Every line with the string "physical" should be gathered.
-- Start of MATERIAL FOR THE TASK --
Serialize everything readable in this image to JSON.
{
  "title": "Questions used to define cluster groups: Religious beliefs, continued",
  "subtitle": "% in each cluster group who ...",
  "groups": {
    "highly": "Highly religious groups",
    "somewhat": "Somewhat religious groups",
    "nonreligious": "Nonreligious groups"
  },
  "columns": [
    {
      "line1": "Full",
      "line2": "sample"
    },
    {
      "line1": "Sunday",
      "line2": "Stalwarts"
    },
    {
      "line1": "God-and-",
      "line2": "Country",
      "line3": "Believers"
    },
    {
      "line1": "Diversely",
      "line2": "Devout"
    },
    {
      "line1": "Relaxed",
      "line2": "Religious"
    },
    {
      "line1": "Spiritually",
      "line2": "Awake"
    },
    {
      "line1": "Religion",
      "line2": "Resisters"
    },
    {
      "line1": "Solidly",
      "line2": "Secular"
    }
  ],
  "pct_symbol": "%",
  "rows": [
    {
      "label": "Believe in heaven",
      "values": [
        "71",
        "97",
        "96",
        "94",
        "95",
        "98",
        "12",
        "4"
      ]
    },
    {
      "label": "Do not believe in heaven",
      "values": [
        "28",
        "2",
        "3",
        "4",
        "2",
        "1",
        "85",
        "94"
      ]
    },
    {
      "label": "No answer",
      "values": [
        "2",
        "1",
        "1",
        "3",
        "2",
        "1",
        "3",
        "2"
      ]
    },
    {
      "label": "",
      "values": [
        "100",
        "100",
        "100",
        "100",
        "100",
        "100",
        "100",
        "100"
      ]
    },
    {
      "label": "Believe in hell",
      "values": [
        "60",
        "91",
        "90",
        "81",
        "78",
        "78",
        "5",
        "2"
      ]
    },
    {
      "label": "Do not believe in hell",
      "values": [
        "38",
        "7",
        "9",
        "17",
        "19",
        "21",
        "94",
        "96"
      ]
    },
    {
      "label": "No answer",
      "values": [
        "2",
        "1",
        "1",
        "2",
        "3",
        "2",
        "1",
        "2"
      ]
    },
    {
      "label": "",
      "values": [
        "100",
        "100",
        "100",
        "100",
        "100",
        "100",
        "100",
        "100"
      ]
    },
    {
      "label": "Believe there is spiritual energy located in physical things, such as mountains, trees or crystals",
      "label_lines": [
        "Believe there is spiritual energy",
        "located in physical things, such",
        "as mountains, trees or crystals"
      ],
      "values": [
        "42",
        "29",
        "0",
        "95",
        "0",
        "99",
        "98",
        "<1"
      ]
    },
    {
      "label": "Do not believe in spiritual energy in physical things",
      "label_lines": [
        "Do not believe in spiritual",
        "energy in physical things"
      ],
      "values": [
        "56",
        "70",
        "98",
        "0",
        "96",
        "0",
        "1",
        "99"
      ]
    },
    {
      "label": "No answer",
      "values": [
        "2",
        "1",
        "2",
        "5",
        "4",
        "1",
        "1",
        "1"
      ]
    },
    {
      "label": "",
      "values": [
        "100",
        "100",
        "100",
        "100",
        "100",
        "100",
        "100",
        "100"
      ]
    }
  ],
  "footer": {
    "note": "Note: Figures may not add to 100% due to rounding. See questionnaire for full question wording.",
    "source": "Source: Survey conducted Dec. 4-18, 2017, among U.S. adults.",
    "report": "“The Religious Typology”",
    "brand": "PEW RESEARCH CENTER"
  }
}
-- End of MATERIAL FOR THE TASK --
# SOLUTION FOR THIS EXERCISE:
      "label": "Believe there is spiritual energy located in physical things, such as mountains, trees or crystals",
        "located in physical things, such",
      "label": "Do not believe in spiritual energy in physical things",
        "energy in physical things"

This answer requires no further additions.